● Assignment: Where in the data below does the word "type" appear? Copy each line that holds it.

□ □ □

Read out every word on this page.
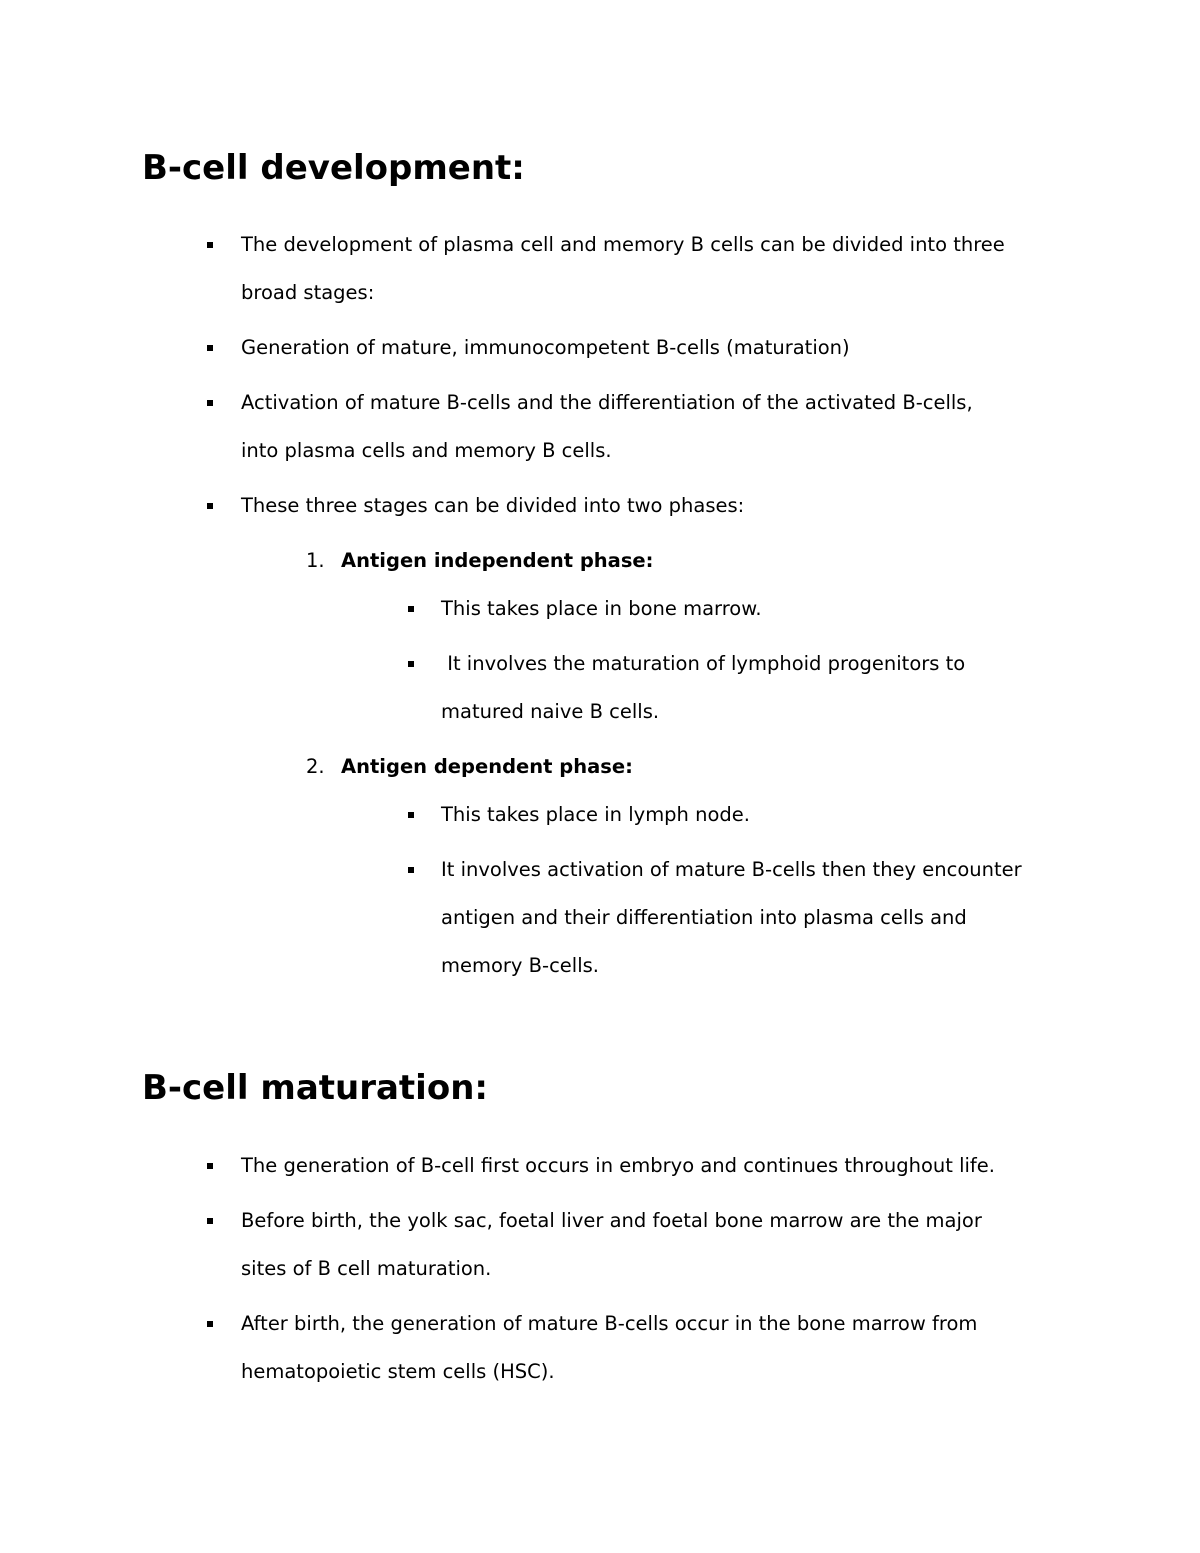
B-cell development:
The development of plasma cell and memory B cells can be divided into three
broad stages:
Generation of mature, immunocompetent B-cells (maturation)
Activation of mature B-cells and the differentiation of the activated B-cells,
into plasma cells and memory B cells.
These three stages can be divided into two phases:
1. Antigen independent phase:
This takes place in bone marrow.
It involves the maturation of lymphoid progenitors to
matured naive B cells.
2. Antigen dependent phase:
This takes place in lymph node.
It involves activation of mature B-cells then they encounter
antigen and their differentiation into plasma cells and
memory B-cells.
B-cell maturation:
The generation of B-cell first occurs in embryo and continues throughout life.
Before birth, the yolk sac, foetal liver and foetal bone marrow are the major
sites of B cell maturation.
After birth, the generation of mature B-cells occur in the bone marrow from
hematopoietic stem cells (HSC).
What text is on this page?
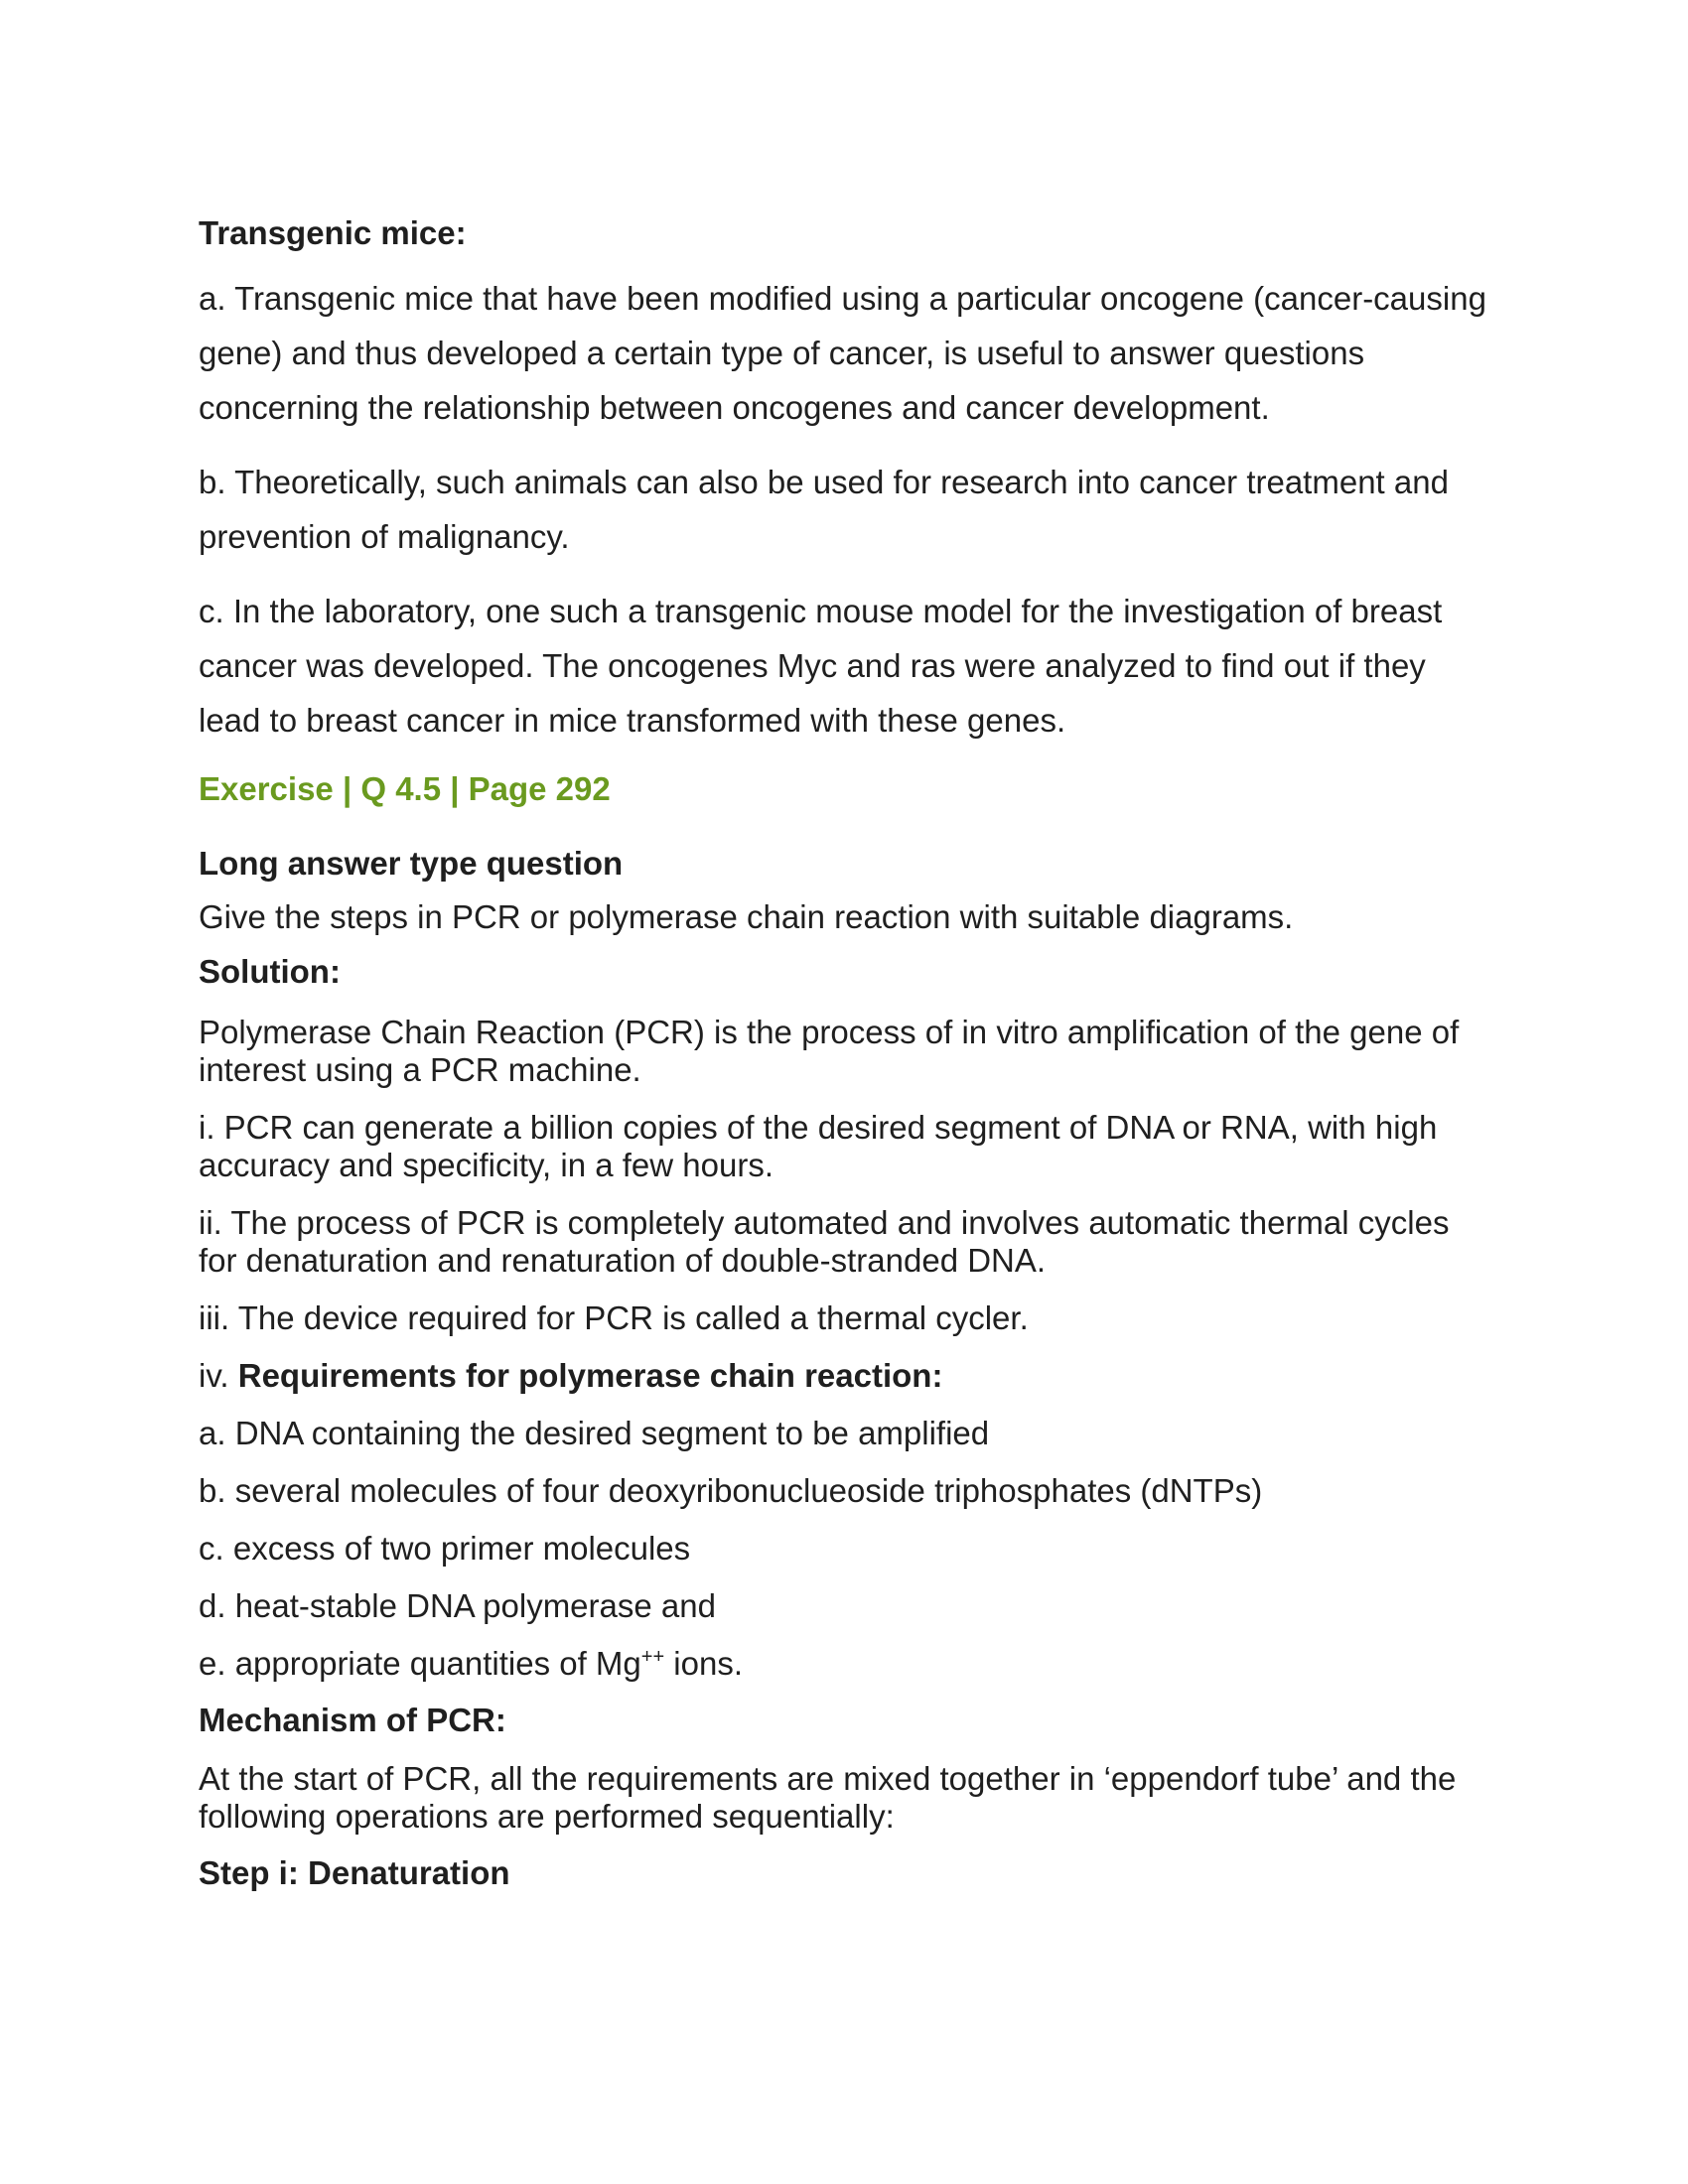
Transgenic mice:

a. Transgenic mice that have been modified using a particular oncogene (cancer-causing gene) and thus developed a certain type of cancer, is useful to answer questions concerning the relationship between oncogenes and cancer development.

b. Theoretically, such animals can also be used for research into cancer treatment and prevention of malignancy.

c. In the laboratory, one such a transgenic mouse model for the investigation of breast cancer was developed. The oncogenes Myc and ras were analyzed to find out if they lead to breast cancer in mice transformed with these genes.

Exercise | Q 4.5 | Page 292

Long answer type question

Give the steps in PCR or polymerase chain reaction with suitable diagrams.

Solution:

Polymerase Chain Reaction (PCR) is the process of in vitro amplification of the gene of interest using a PCR machine.

i. PCR can generate a billion copies of the desired segment of DNA or RNA, with high accuracy and specificity, in a few hours.

ii. The process of PCR is completely automated and involves automatic thermal cycles for denaturation and renaturation of double-stranded DNA.

iii. The device required for PCR is called a thermal cycler.

iv. Requirements for polymerase chain reaction:

a. DNA containing the desired segment to be amplified

b. several molecules of four deoxyribonuclueoside triphosphates (dNTPs)

c. excess of two primer molecules

d. heat-stable DNA polymerase and

e. appropriate quantities of Mg++ ions.

Mechanism of PCR:

At the start of PCR, all the requirements are mixed together in ‘eppendorf tube’ and the following operations are performed sequentially:

Step i: Denaturation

□ □ □

● Reply to the exercise:
a. Transgenic mice that have been modified using a particular oncogene (cancer-causing gene) and thus developed a certain type of cancer, is useful to answer questions concerning the relationship between oncogenes and cancer development.
Long answer type question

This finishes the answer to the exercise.